───── Working data ─────

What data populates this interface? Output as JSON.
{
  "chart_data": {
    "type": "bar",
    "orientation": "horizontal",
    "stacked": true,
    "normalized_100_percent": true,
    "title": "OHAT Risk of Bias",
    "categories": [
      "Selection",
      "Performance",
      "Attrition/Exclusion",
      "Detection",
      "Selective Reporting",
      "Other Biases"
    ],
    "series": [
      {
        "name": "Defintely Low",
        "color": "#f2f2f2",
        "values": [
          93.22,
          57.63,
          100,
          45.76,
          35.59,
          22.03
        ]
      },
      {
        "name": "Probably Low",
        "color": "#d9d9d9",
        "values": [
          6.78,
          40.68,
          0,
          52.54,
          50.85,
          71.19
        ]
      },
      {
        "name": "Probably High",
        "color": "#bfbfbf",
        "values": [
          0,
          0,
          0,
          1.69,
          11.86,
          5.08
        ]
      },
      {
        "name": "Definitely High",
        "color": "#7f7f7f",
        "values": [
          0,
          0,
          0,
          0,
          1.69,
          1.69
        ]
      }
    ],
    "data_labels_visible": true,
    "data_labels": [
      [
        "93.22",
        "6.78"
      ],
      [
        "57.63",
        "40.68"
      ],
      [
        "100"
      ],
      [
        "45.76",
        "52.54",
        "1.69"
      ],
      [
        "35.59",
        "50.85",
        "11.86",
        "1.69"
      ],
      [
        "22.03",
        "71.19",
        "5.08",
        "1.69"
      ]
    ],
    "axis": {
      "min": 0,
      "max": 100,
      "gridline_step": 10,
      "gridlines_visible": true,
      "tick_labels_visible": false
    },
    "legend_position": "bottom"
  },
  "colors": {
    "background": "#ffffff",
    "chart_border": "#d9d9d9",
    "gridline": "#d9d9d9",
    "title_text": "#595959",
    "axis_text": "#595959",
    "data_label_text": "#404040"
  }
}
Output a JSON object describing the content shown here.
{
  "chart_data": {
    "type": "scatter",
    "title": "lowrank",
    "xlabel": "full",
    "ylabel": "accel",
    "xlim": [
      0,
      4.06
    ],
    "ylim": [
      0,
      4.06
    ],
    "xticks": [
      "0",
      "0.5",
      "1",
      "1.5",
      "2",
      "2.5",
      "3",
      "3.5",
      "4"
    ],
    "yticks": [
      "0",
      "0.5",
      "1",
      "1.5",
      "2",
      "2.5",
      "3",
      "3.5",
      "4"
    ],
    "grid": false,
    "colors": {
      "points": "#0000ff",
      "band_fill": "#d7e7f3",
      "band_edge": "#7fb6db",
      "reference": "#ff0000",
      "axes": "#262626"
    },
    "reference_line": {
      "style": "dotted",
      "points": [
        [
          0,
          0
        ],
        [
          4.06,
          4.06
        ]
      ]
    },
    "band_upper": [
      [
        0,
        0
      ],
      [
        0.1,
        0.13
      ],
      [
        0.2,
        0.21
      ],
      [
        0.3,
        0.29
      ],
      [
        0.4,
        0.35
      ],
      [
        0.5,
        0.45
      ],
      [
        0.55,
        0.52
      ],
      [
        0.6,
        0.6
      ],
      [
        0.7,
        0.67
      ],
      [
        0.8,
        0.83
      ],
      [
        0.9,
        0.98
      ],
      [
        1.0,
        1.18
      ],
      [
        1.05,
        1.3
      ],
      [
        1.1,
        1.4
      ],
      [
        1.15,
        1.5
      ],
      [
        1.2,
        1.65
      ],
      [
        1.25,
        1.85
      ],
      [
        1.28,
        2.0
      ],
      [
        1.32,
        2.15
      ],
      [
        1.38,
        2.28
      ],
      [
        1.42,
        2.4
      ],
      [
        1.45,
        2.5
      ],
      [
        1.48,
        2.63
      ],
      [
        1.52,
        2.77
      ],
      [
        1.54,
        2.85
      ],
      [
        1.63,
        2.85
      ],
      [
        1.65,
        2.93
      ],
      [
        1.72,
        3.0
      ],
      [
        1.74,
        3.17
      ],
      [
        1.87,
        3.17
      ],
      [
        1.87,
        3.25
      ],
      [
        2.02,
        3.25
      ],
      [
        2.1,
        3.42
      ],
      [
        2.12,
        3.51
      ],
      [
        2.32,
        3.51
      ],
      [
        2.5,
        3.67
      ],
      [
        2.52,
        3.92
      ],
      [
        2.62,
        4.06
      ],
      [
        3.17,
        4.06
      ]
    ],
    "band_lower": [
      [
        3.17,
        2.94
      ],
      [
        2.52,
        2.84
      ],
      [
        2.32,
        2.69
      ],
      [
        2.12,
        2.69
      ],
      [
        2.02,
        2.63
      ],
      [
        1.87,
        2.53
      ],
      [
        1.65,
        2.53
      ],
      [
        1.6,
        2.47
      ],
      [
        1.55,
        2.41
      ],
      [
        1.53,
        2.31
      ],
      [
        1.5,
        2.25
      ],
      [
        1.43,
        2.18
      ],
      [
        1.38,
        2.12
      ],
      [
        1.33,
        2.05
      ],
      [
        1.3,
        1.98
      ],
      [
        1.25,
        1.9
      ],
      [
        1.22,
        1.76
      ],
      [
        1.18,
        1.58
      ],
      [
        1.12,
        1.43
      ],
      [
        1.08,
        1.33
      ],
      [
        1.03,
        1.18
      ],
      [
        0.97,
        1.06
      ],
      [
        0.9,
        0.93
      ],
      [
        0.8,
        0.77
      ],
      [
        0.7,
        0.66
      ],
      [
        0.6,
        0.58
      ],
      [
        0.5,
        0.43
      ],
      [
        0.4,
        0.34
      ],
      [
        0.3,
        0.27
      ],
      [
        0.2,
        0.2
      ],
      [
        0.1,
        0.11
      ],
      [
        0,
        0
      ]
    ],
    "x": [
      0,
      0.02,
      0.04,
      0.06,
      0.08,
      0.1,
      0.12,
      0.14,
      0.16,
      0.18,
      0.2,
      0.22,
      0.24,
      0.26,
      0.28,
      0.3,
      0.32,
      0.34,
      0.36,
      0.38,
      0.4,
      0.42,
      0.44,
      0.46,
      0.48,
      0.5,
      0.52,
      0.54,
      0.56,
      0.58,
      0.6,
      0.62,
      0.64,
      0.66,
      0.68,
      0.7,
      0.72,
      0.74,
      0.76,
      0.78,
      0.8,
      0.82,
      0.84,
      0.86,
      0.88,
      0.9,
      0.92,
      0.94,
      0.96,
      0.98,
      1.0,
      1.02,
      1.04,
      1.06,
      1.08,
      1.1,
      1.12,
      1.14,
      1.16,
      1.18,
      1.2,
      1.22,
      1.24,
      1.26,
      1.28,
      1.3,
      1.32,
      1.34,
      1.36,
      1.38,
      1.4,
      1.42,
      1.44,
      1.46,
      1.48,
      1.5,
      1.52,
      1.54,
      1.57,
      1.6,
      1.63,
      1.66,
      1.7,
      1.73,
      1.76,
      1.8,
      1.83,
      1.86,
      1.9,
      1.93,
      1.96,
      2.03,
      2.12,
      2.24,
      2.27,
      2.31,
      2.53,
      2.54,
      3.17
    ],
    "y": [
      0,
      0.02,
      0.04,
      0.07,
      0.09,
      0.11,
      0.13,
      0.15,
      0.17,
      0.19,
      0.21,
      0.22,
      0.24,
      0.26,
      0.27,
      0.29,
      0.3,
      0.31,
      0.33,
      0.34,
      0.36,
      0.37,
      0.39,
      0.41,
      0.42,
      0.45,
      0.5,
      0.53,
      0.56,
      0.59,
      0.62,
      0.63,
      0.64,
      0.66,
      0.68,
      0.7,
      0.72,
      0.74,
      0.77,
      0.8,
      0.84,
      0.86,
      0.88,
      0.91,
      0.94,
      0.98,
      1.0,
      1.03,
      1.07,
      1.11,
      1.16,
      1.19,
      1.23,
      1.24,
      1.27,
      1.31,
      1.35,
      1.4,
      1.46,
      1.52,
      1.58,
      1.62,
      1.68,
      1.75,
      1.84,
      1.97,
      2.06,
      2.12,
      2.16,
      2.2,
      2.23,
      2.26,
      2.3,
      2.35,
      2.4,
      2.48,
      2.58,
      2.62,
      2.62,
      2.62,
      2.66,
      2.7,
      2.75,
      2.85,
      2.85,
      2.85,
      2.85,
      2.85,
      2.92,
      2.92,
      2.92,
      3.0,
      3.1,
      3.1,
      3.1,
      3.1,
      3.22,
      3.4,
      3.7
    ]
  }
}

─────

What the task asks: The word "Probably" appears in how many lines of the data? Answer with only the number.

Output: 2